Input data:
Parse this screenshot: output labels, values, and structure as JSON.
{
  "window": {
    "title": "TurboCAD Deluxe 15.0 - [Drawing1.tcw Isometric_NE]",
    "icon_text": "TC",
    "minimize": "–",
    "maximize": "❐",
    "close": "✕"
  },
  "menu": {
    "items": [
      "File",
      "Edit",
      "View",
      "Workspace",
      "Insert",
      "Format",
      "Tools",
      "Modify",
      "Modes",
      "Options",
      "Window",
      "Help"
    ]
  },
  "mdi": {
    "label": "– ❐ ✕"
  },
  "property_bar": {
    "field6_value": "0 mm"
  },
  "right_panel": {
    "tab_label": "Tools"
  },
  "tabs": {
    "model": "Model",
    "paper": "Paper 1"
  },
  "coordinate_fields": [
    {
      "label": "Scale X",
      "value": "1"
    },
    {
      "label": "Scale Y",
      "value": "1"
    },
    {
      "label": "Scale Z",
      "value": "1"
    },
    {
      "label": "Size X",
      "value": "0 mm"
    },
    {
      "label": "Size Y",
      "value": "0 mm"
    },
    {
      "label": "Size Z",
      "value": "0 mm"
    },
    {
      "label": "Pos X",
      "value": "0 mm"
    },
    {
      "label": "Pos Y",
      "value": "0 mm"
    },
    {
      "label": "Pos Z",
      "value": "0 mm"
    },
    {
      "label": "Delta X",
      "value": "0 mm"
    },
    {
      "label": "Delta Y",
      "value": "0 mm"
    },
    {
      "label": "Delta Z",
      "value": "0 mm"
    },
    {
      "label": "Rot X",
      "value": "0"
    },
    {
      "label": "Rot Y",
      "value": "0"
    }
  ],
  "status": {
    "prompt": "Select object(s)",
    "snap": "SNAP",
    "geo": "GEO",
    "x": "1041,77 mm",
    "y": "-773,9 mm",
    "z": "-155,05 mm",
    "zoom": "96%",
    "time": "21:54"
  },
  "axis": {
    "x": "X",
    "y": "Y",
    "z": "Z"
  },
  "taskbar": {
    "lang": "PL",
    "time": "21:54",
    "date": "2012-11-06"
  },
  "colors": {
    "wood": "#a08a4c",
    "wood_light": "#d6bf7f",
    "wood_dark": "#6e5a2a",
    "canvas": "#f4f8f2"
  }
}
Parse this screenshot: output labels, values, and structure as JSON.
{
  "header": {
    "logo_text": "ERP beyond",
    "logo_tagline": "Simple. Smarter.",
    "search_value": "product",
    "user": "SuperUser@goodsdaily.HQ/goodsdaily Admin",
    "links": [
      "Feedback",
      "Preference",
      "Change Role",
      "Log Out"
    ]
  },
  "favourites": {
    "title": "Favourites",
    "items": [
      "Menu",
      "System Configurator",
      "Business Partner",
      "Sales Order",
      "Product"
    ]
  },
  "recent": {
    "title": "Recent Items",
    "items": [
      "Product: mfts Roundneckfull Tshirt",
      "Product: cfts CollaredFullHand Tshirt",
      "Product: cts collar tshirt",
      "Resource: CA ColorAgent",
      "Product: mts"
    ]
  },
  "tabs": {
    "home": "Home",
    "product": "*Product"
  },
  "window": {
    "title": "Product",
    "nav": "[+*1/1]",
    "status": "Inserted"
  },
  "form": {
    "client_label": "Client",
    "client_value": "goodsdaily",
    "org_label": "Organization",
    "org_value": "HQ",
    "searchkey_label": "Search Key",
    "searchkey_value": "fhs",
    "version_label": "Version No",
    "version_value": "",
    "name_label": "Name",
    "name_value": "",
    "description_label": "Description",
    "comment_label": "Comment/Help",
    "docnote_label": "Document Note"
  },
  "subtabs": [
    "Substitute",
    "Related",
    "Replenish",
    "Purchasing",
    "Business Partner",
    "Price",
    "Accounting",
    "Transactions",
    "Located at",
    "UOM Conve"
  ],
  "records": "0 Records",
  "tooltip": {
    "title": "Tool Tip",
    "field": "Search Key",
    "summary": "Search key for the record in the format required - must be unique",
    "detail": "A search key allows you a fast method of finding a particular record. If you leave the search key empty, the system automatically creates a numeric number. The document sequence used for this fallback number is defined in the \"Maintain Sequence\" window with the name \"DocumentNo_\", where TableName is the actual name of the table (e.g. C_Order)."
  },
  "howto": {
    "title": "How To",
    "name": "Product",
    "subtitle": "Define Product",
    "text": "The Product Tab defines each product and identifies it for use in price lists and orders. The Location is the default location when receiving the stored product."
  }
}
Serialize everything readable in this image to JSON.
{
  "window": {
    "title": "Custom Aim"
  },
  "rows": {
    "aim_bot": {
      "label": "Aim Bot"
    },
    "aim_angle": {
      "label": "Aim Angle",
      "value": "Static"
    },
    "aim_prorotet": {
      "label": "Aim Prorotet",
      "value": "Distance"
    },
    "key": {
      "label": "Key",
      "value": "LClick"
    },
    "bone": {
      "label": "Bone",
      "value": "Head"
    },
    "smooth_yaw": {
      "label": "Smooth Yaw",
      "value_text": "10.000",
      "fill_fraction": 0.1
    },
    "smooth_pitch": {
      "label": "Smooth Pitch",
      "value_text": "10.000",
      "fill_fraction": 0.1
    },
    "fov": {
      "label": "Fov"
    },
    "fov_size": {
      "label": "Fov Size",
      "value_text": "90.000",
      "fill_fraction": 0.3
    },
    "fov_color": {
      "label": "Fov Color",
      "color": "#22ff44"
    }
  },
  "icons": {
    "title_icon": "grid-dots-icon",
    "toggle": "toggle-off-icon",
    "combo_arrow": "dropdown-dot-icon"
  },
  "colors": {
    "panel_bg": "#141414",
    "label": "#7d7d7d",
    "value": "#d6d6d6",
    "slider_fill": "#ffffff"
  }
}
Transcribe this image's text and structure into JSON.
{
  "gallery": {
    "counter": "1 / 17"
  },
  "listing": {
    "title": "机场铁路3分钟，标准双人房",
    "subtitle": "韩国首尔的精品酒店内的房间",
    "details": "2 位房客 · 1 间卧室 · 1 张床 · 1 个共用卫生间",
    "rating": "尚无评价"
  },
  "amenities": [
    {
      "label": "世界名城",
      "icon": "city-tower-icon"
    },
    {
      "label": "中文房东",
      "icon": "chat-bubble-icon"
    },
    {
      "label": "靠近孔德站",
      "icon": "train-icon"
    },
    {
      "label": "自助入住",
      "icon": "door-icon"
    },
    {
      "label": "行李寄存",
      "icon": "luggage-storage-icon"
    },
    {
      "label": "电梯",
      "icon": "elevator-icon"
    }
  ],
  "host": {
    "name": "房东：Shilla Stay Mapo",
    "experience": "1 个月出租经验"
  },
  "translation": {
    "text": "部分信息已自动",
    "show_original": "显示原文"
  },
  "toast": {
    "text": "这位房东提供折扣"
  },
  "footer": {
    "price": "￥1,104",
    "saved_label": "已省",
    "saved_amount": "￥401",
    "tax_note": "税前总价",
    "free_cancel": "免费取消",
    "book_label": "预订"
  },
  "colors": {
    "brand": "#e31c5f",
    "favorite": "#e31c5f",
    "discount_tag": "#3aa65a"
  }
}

Exercise objective: Please output every record, keeping each line exact.

Finished task:
Parse this screenshot: output labels, values, and structure as JSON.
{
  "window": {
    "title": "TurboCAD Deluxe 15.0 - [Drawing1.tcw Isometric_NE]",
    "icon_text": "TC",
    "minimize": "–",
    "maximize": "❐",
    "close": "✕"
  },
  "menu": {
    "items": [
      "File",
      "Edit",
      "View",
      "Workspace",
      "Insert",
      "Format",
      "Tools",
      "Modify",
      "Modes",
      "Options",
      "Window",
      "Help"
    ]
  },
  "mdi": {
    "label": "– ❐ ✕"
  },
  "property_bar": {
    "field6_value": "0 mm"
  },
  "right_panel": {
    "tab_label": "Tools"
  },
  "tabs": {
    "model": "Model",
    "paper": "Paper 1"
  },
  "coordinate_fields": [
    {
      "label": "Scale X",
      "value": "1"
    },
    {
      "label": "Scale Y",
      "value": "1"
    },
    {
      "label": "Scale Z",
      "value": "1"
    },
    {
      "label": "Size X",
      "value": "0 mm"
    },
    {
      "label": "Size Y",
      "value": "0 mm"
    },
    {
      "label": "Size Z",
      "value": "0 mm"
    },
    {
      "label": "Pos X",
      "value": "0 mm"
    },
    {
      "label": "Pos Y",
      "value": "0 mm"
    },
    {
      "label": "Pos Z",
      "value": "0 mm"
    },
    {
      "label": "Delta X",
      "value": "0 mm"
    },
    {
      "label": "Delta Y",
      "value": "0 mm"
    },
    {
      "label": "Delta Z",
      "value": "0 mm"
    },
    {
      "label": "Rot X",
      "value": "0"
    },
    {
      "label": "Rot Y",
      "value": "0"
    }
  ],
  "status": {
    "prompt": "Select object(s)",
    "snap": "SNAP",
    "geo": "GEO",
    "x": "1041,77 mm",
    "y": "-773,9 mm",
    "z": "-155,05 mm",
    "zoom": "96%",
    "time": "21:54"
  },
  "axis": {
    "x": "X",
    "y": "Y",
    "z": "Z"
  },
  "taskbar": {
    "lang": "PL",
    "time": "21:54",
    "date": "2012-11-06"
  },
  "colors": {
    "wood": "#a08a4c",
    "wood_light": "#d6bf7f",
    "wood_dark": "#6e5a2a",
    "canvas": "#f4f8f2"
  }
}
Parse this screenshot: output labels, values, and structure as JSON.
{
  "header": {
    "logo_text": "ERP beyond",
    "logo_tagline": "Simple. Smarter.",
    "search_value": "product",
    "user": "SuperUser@goodsdaily.HQ/goodsdaily Admin",
    "links": [
      "Feedback",
      "Preference",
      "Change Role",
      "Log Out"
    ]
  },
  "favourites": {
    "title": "Favourites",
    "items": [
      "Menu",
      "System Configurator",
      "Business Partner",
      "Sales Order",
      "Product"
    ]
  },
  "recent": {
    "title": "Recent Items",
    "items": [
      "Product: mfts Roundneckfull Tshirt",
      "Product: cfts CollaredFullHand Tshirt",
      "Product: cts collar tshirt",
      "Resource: CA ColorAgent",
      "Product: mts"
    ]
  },
  "tabs": {
    "home": "Home",
    "product": "*Product"
  },
  "window": {
    "title": "Product",
    "nav": "[+*1/1]",
    "status": "Inserted"
  },
  "form": {
    "client_label": "Client",
    "client_value": "goodsdaily",
    "org_label": "Organization",
    "org_value": "HQ",
    "searchkey_label": "Search Key",
    "searchkey_value": "fhs",
    "version_label": "Version No",
    "version_value": "",
    "name_label": "Name",
    "name_value": "",
    "description_label": "Description",
    "comment_label": "Comment/Help",
    "docnote_label": "Document Note"
  },
  "subtabs": [
    "Substitute",
    "Related",
    "Replenish",
    "Purchasing",
    "Business Partner",
    "Price",
    "Accounting",
    "Transactions",
    "Located at",
    "UOM Conve"
  ],
  "records": "0 Records",
  "tooltip": {
    "title": "Tool Tip",
    "field": "Search Key",
    "summary": "Search key for the record in the format required - must be unique",
    "detail": "A search key allows you a fast method of finding a particular record. If you leave the search key empty, the system automatically creates a numeric number. The document sequence used for this fallback number is defined in the \"Maintain Sequence\" window with the name \"DocumentNo_\", where TableName is the actual name of the table (e.g. C_Order)."
  },
  "howto": {
    "title": "How To",
    "name": "Product",
    "subtitle": "Define Product",
    "text": "The Product Tab defines each product and identifies it for use in price lists and orders. The Location is the default location when receiving the stored product."
  }
}
Serialize everything readable in this image to JSON.
{
  "window": {
    "title": "Custom Aim"
  },
  "rows": {
    "aim_bot": {
      "label": "Aim Bot"
    },
    "aim_angle": {
      "label": "Aim Angle",
      "value": "Static"
    },
    "aim_prorotet": {
      "label": "Aim Prorotet",
      "value": "Distance"
    },
    "key": {
      "label": "Key",
      "value": "LClick"
    },
    "bone": {
      "label": "Bone",
      "value": "Head"
    },
    "smooth_yaw": {
      "label": "Smooth Yaw",
      "value_text": "10.000",
      "fill_fraction": 0.1
    },
    "smooth_pitch": {
      "label": "Smooth Pitch",
      "value_text": "10.000",
      "fill_fraction": 0.1
    },
    "fov": {
      "label": "Fov"
    },
    "fov_size": {
      "label": "Fov Size",
      "value_text": "90.000",
      "fill_fraction": 0.3
    },
    "fov_color": {
      "label": "Fov Color",
      "color": "#22ff44"
    }
  },
  "icons": {
    "title_icon": "grid-dots-icon",
    "toggle": "toggle-off-icon",
    "combo_arrow": "dropdown-dot-icon"
  },
  "colors": {
    "panel_bg": "#141414",
    "label": "#7d7d7d",
    "value": "#d6d6d6",
    "slider_fill": "#ffffff"
  }
}
Transcribe this image's text and structure into JSON.
{
  "gallery": {
    "counter": "1 / 17"
  },
  "listing": {
    "title": "机场铁路3分钟，标准双人房",
    "subtitle": "韩国首尔的精品酒店内的房间",
    "details": "2 位房客 · 1 间卧室 · 1 张床 · 1 个共用卫生间",
    "rating": "尚无评价"
  },
  "amenities": [
    {
      "label": "世界名城",
      "icon": "city-tower-icon"
    },
    {
      "label": "中文房东",
      "icon": "chat-bubble-icon"
    },
    {
      "label": "靠近孔德站",
      "icon": "train-icon"
    },
    {
      "label": "自助入住",
      "icon": "door-icon"
    },
    {
      "label": "行李寄存",
      "icon": "luggage-storage-icon"
    },
    {
      "label": "电梯",
      "icon": "elevator-icon"
    }
  ],
  "host": {
    "name": "房东：Shilla Stay Mapo",
    "experience": "1 个月出租经验"
  },
  "translation": {
    "text": "部分信息已自动",
    "show_original": "显示原文"
  },
  "toast": {
    "text": "这位房东提供折扣"
  },
  "footer": {
    "price": "￥1,104",
    "saved_label": "已省",
    "saved_amount": "￥401",
    "tax_note": "税前总价",
    "free_cancel": "免费取消",
    "book_label": "预订"
  },
  "colors": {
    "brand": "#e31c5f",
    "favorite": "#e31c5f",
    "discount_tag": "#3aa65a"
  }
}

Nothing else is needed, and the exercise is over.